Make an exact copy of all the entries, with the pictures left out.

» RECORDS FOR THIS TASK:
:::

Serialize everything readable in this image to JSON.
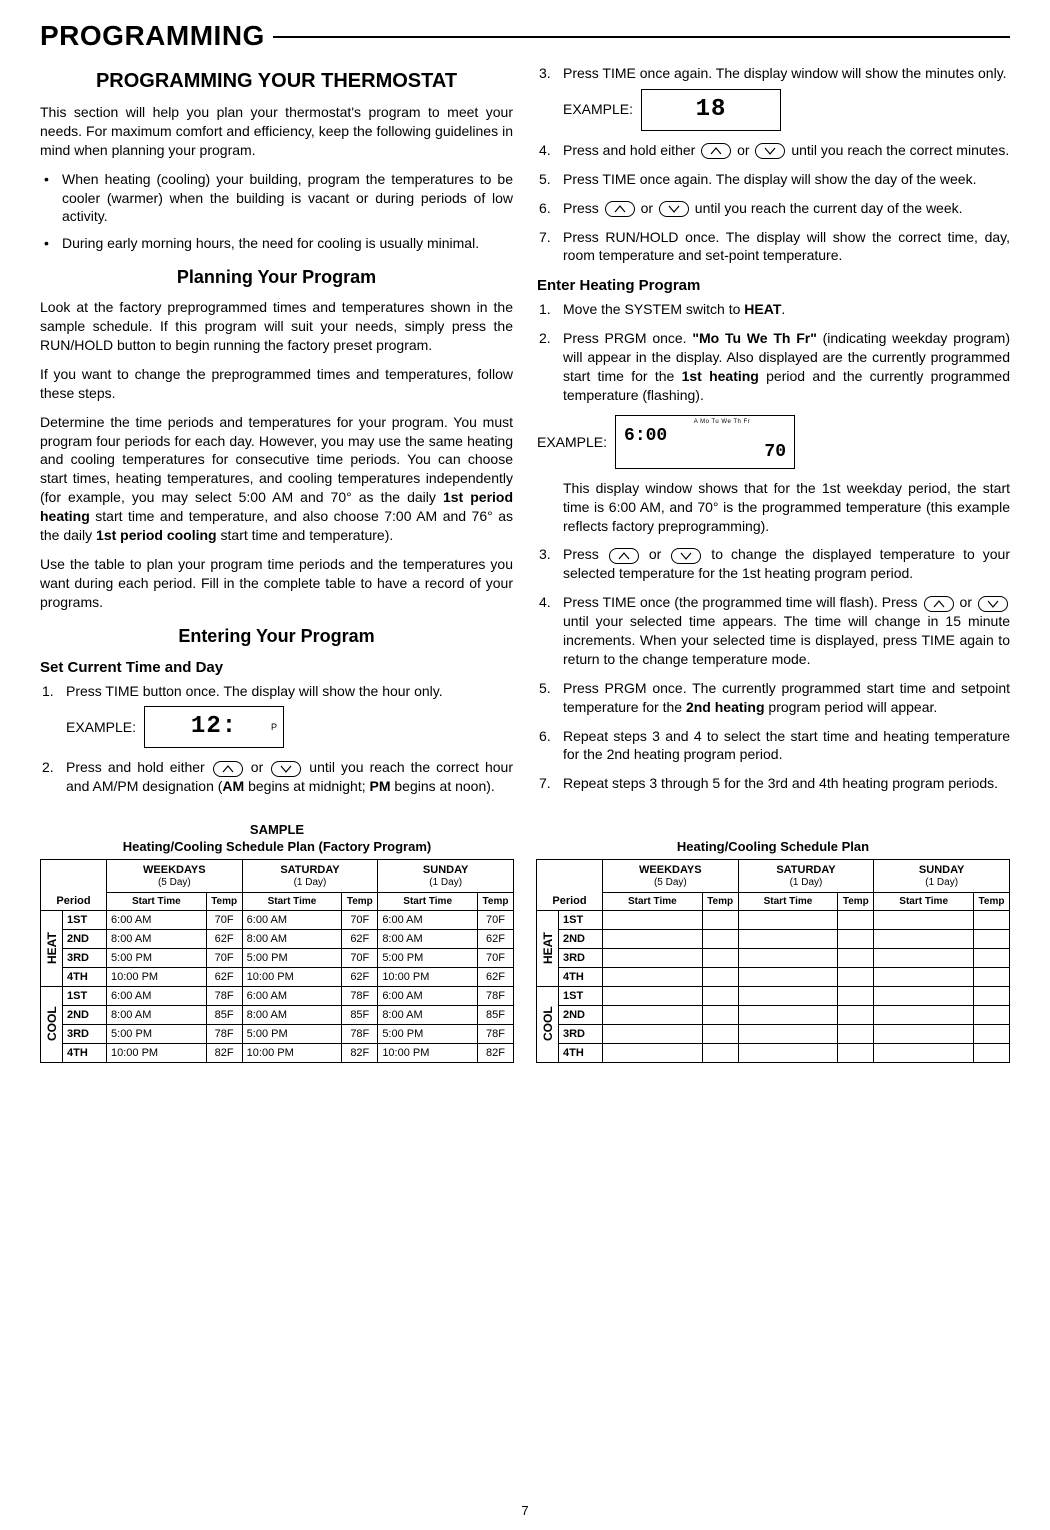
{
  "page": {
    "title": "PROGRAMMING",
    "number": "7"
  },
  "left": {
    "h2": "PROGRAMMING YOUR THERMOSTAT",
    "intro": "This section will help you plan your thermostat's program to meet your needs. For maximum comfort and efficiency, keep the following guidelines in mind when planning your program.",
    "bullets": [
      "When heating (cooling) your building, program the temperatures to be cooler (warmer) when the building is vacant or during periods of low activity.",
      "During early morning hours, the need for cooling is usually minimal."
    ],
    "plan_h3": "Planning Your Program",
    "plan_p1": "Look at the factory preprogrammed times and temperatures shown in the sample schedule. If this program will suit your needs, simply press the RUN/HOLD button to begin running the factory preset program.",
    "plan_p2": "If you want to change the preprogrammed times and temperatures, follow these steps.",
    "plan_p3a": "Determine the time periods and temperatures for your program. You must program four periods for each day. However, you may use the same heating and cooling temperatures for consecutive time periods. You can choose start times, heating temperatures, and cooling temperatures independently (for example, you may select 5:00 AM and 70° as the daily ",
    "plan_p3_b1": "1st period heating",
    "plan_p3b": " start time and temperature, and also choose 7:00 AM and 76° as the daily ",
    "plan_p3_b2": "1st period cooling",
    "plan_p3c": " start time and temperature).",
    "plan_p4": "Use the table to plan your program time periods and the temperatures you want during each period. Fill in the complete table to have a record of your programs.",
    "enter_h3": "Entering Your Program",
    "set_h4": "Set Current Time and Day",
    "step1": "Press TIME button once. The display will show the hour only.",
    "example_label": "EXAMPLE:",
    "lcd1_text": "12:",
    "lcd1_flag": "P",
    "step2a": "Press and hold either ",
    "step2b": " or ",
    "step2c": " until you reach the correct hour and AM/PM designation (",
    "step2_am": "AM",
    "step2d": " begins at midnight; ",
    "step2_pm": "PM",
    "step2e": " begins at noon)."
  },
  "right": {
    "step3": "Press TIME once again. The display window will show the minutes only.",
    "example_label": "EXAMPLE:",
    "lcd2_text": "18",
    "step4a": "Press and hold either ",
    "step4b": " or ",
    "step4c": " until you reach the correct minutes.",
    "step5": "Press TIME once again. The display will show the day of the week.",
    "step6a": "Press ",
    "step6b": " or ",
    "step6c": " until you reach the current day of the week.",
    "step7": "Press RUN/HOLD once. The display will show the correct time, day, room temperature and set-point temperature.",
    "heat_h4": "Enter Heating Program",
    "h1_a": "Move the SYSTEM switch to ",
    "h1_b": "HEAT",
    "h1_c": ".",
    "h2_a": "Press PRGM once. ",
    "h2_b": "\"Mo Tu We Th Fr\"",
    "h2_c": " (indicating weekday program) will appear in the display. Also displayed are the currently programmed start time for the ",
    "h2_d": "1st heating",
    "h2_e": " period and the currently programmed temperature (flashing).",
    "lcd3_days": "A Mo Tu We Th Fr",
    "lcd3_time": "6:00",
    "lcd3_temp": "70",
    "h2_sub": "This display window shows that for the 1st weekday period, the start time is 6:00 AM, and 70° is the programmed temperature (this example reflects factory preprogramming).",
    "h3_a": "Press ",
    "h3_b": " or ",
    "h3_c": " to change the displayed temperature to your selected temperature for the 1st heating program period.",
    "h4_a": "Press TIME once (the programmed time will flash). Press ",
    "h4_b": " or ",
    "h4_c": " until your selected time appears. The time will change in 15 minute increments. When your selected time is displayed, press TIME again to return to the change temperature mode.",
    "h5_a": "Press PRGM once. The currently programmed start time and setpoint temperature for the ",
    "h5_b": "2nd heating",
    "h5_c": " program period will appear.",
    "h6": "Repeat steps 3 and 4 to select the start time and heating temperature for the 2nd heating program period.",
    "h7": "Repeat steps 3 through 5 for the 3rd and 4th heating program periods."
  },
  "tables": {
    "sample_title1": "SAMPLE",
    "sample_title2": "Heating/Cooling Schedule Plan (Factory Program)",
    "blank_title": "Heating/Cooling Schedule Plan",
    "day_headers": [
      {
        "top": "WEEKDAYS",
        "sub": "(5 Day)"
      },
      {
        "top": "SATURDAY",
        "sub": "(1 Day)"
      },
      {
        "top": "SUNDAY",
        "sub": "(1 Day)"
      }
    ],
    "period_label": "Period",
    "sub_start": "Start Time",
    "sub_temp": "Temp",
    "heat_label": "HEAT",
    "cool_label": "COOL",
    "periods": [
      "1ST",
      "2ND",
      "3RD",
      "4TH"
    ],
    "sample_heat": [
      [
        "6:00 AM",
        "70F",
        "6:00 AM",
        "70F",
        "6:00 AM",
        "70F"
      ],
      [
        "8:00 AM",
        "62F",
        "8:00 AM",
        "62F",
        "8:00 AM",
        "62F"
      ],
      [
        "5:00 PM",
        "70F",
        "5:00 PM",
        "70F",
        "5:00 PM",
        "70F"
      ],
      [
        "10:00 PM",
        "62F",
        "10:00 PM",
        "62F",
        "10:00 PM",
        "62F"
      ]
    ],
    "sample_cool": [
      [
        "6:00 AM",
        "78F",
        "6:00 AM",
        "78F",
        "6:00 AM",
        "78F"
      ],
      [
        "8:00 AM",
        "85F",
        "8:00 AM",
        "85F",
        "8:00 AM",
        "85F"
      ],
      [
        "5:00 PM",
        "78F",
        "5:00 PM",
        "78F",
        "5:00 PM",
        "78F"
      ],
      [
        "10:00 PM",
        "82F",
        "10:00 PM",
        "82F",
        "10:00 PM",
        "82F"
      ]
    ]
  }
}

:::

» ANSWER TO THIS TASK:
Serialize everything readable in this image to JSON.
{
  "page": {
    "title": "PROGRAMMING",
    "number": "7"
  },
  "left": {
    "h2": "PROGRAMMING YOUR THERMOSTAT",
    "intro": "This section will help you plan your thermostat's program to meet your needs. For maximum comfort and efficiency, keep the following guidelines in mind when planning your program.",
    "bullets": [
      "When heating (cooling) your building, program the temperatures to be cooler (warmer) when the building is vacant or during periods of low activity.",
      "During early morning hours, the need for cooling is usually minimal."
    ],
    "plan_h3": "Planning Your Program",
    "plan_p1": "Look at the factory preprogrammed times and temperatures shown in the sample schedule. If this program will suit your needs, simply press the RUN/HOLD button to begin running the factory preset program.",
    "plan_p2": "If you want to change the preprogrammed times and temperatures, follow these steps.",
    "plan_p3a": "Determine the time periods and temperatures for your program. You must program four periods for each day. However, you may use the same heating and cooling temperatures for consecutive time periods. You can choose start times, heating temperatures, and cooling temperatures independently (for example, you may select 5:00 AM and 70° as the daily ",
    "plan_p3_b1": "1st period heating",
    "plan_p3b": " start time and temperature, and also choose 7:00 AM and 76° as the daily ",
    "plan_p3_b2": "1st period cooling",
    "plan_p3c": " start time and temperature).",
    "plan_p4": "Use the table to plan your program time periods and the temperatures you want during each period. Fill in the complete table to have a record of your programs.",
    "enter_h3": "Entering Your Program",
    "set_h4": "Set Current Time and Day",
    "step1": "Press TIME button once. The display will show the hour only.",
    "example_label": "EXAMPLE:",
    "lcd1_text": "12:",
    "lcd1_flag": "P",
    "step2a": "Press and hold either ",
    "step2b": " or ",
    "step2c": " until you reach the correct hour and AM/PM designation (",
    "step2_am": "AM",
    "step2d": " begins at midnight; ",
    "step2_pm": "PM",
    "step2e": " begins at noon)."
  },
  "right": {
    "step3": "Press TIME once again. The display window will show the minutes only.",
    "example_label": "EXAMPLE:",
    "lcd2_text": "18",
    "step4a": "Press and hold either ",
    "step4b": " or ",
    "step4c": " until you reach the correct minutes.",
    "step5": "Press TIME once again. The display will show the day of the week.",
    "step6a": "Press ",
    "step6b": " or ",
    "step6c": " until you reach the current day of the week.",
    "step7": "Press RUN/HOLD once. The display will show the correct time, day, room temperature and set-point temperature.",
    "heat_h4": "Enter Heating Program",
    "h1_a": "Move the SYSTEM switch to ",
    "h1_b": "HEAT",
    "h1_c": ".",
    "h2_a": "Press PRGM once. ",
    "h2_b": "\"Mo Tu We Th Fr\"",
    "h2_c": " (indicating weekday program) will appear in the display. Also displayed are the currently programmed start time for the ",
    "h2_d": "1st heating",
    "h2_e": " period and the currently programmed temperature (flashing).",
    "lcd3_days": "A Mo Tu We Th Fr",
    "lcd3_time": "6:00",
    "lcd3_temp": "70",
    "h2_sub": "This display window shows that for the 1st weekday period, the start time is 6:00 AM, and 70° is the programmed temperature (this example reflects factory preprogramming).",
    "h3_a": "Press ",
    "h3_b": " or ",
    "h3_c": " to change the displayed temperature to your selected temperature for the 1st heating program period.",
    "h4_a": "Press TIME once (the programmed time will flash). Press ",
    "h4_b": " or ",
    "h4_c": " until your selected time appears. The time will change in 15 minute increments. When your selected time is displayed, press TIME again to return to the change temperature mode.",
    "h5_a": "Press PRGM once. The currently programmed start time and setpoint temperature for the ",
    "h5_b": "2nd heating",
    "h5_c": " program period will appear.",
    "h6": "Repeat steps 3 and 4 to select the start time and heating temperature for the 2nd heating program period.",
    "h7": "Repeat steps 3 through 5 for the 3rd and 4th heating program periods."
  },
  "tables": {
    "sample_title1": "SAMPLE",
    "sample_title2": "Heating/Cooling Schedule Plan (Factory Program)",
    "blank_title": "Heating/Cooling Schedule Plan",
    "day_headers": [
      {
        "top": "WEEKDAYS",
        "sub": "(5 Day)"
      },
      {
        "top": "SATURDAY",
        "sub": "(1 Day)"
      },
      {
        "top": "SUNDAY",
        "sub": "(1 Day)"
      }
    ],
    "period_label": "Period",
    "sub_start": "Start Time",
    "sub_temp": "Temp",
    "heat_label": "HEAT",
    "cool_label": "COOL",
    "periods": [
      "1ST",
      "2ND",
      "3RD",
      "4TH"
    ],
    "sample_heat": [
      [
        "6:00 AM",
        "70F",
        "6:00 AM",
        "70F",
        "6:00 AM",
        "70F"
      ],
      [
        "8:00 AM",
        "62F",
        "8:00 AM",
        "62F",
        "8:00 AM",
        "62F"
      ],
      [
        "5:00 PM",
        "70F",
        "5:00 PM",
        "70F",
        "5:00 PM",
        "70F"
      ],
      [
        "10:00 PM",
        "62F",
        "10:00 PM",
        "62F",
        "10:00 PM",
        "62F"
      ]
    ],
    "sample_cool": [
      [
        "6:00 AM",
        "78F",
        "6:00 AM",
        "78F",
        "6:00 AM",
        "78F"
      ],
      [
        "8:00 AM",
        "85F",
        "8:00 AM",
        "85F",
        "8:00 AM",
        "85F"
      ],
      [
        "5:00 PM",
        "78F",
        "5:00 PM",
        "78F",
        "5:00 PM",
        "78F"
      ],
      [
        "10:00 PM",
        "82F",
        "10:00 PM",
        "82F",
        "10:00 PM",
        "82F"
      ]
    ]
  }
}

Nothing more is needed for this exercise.